§ **DIRECTIONS FOR THIS TASK**
Using the listing below, report all lines holding the word "production".

§ **MATERIAL SUPPLIED**
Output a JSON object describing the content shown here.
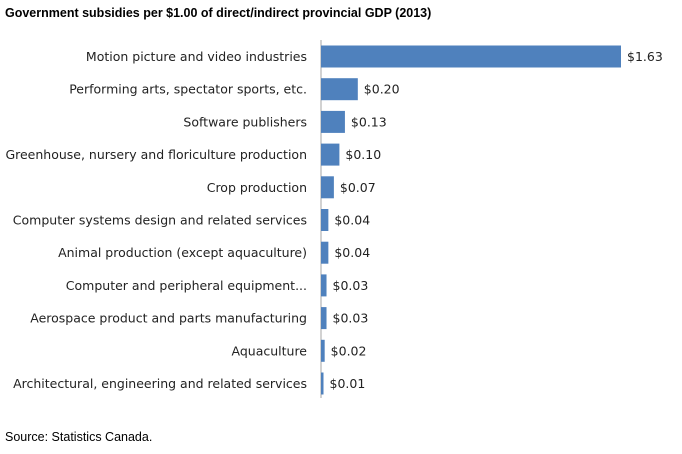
{
  "chart_data": {
    "type": "bar",
    "orientation": "horizontal",
    "title": "Government subsidies per $1.00 of direct/indirect provincial GDP (2013)",
    "categories": [
      "Motion picture and video industries",
      "Performing arts, spectator sports, etc.",
      "Software publishers",
      "Greenhouse, nursery and floriculture production",
      "Crop production",
      "Computer systems design and related services",
      "Animal production (except aquaculture)",
      "Computer and peripheral equipment...",
      "Aerospace product and parts manufacturing",
      "Aquaculture",
      "Architectural, engineering and related services"
    ],
    "values": [
      1.63,
      0.2,
      0.13,
      0.1,
      0.07,
      0.04,
      0.04,
      0.03,
      0.03,
      0.02,
      0.01
    ],
    "value_labels": [
      "$1.63",
      "$0.20",
      "$0.13",
      "$0.10",
      "$0.07",
      "$0.04",
      "$0.04",
      "$0.03",
      "$0.03",
      "$0.02",
      "$0.01"
    ],
    "bar_color": "#4f81bd",
    "xlim": [
      0,
      1.63
    ],
    "grid": false,
    "legend": "none"
  },
  "source": "Source: Statistics Canada."
}
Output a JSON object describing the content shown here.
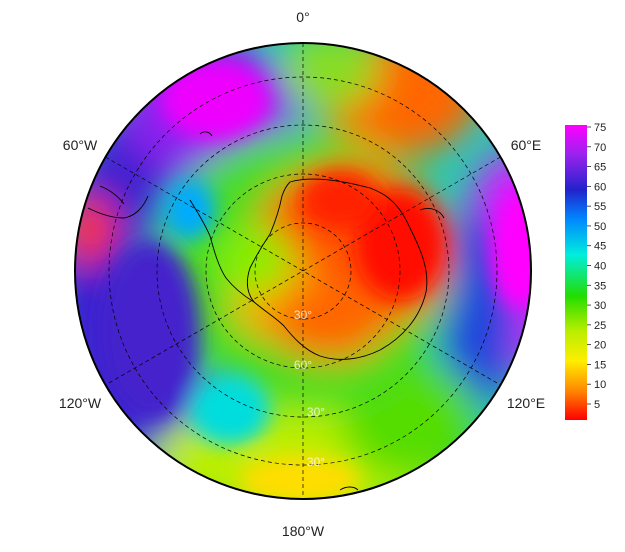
{
  "map": {
    "projection": "south-polar-stereographic",
    "grid": true,
    "longitude_labels": {
      "top": "0°",
      "upper_left": "60°W",
      "upper_right": "60°E",
      "lower_left": "120°W",
      "lower_right": "120°E",
      "bottom": "180°W"
    },
    "latitude_labels": [
      "30°",
      "60°",
      "30°",
      "30°"
    ],
    "colorbar": {
      "range": [
        0,
        75
      ],
      "ticks": [
        "75",
        "70",
        "65",
        "60",
        "55",
        "50",
        "45",
        "40",
        "35",
        "30",
        "25",
        "20",
        "15",
        "10",
        "5"
      ],
      "colors": {
        "high": "#ff00ff",
        "mid_high": "#2222cc",
        "mid": "#00ddff",
        "mid_low": "#22dd00",
        "low_mid": "#ffee00",
        "low": "#ff0000"
      }
    }
  }
}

§ **SOLUTION BELOW**
      "Greenhouse, nursery and floriculture production",
      "Crop production",
      "Animal production (except aquaculture)",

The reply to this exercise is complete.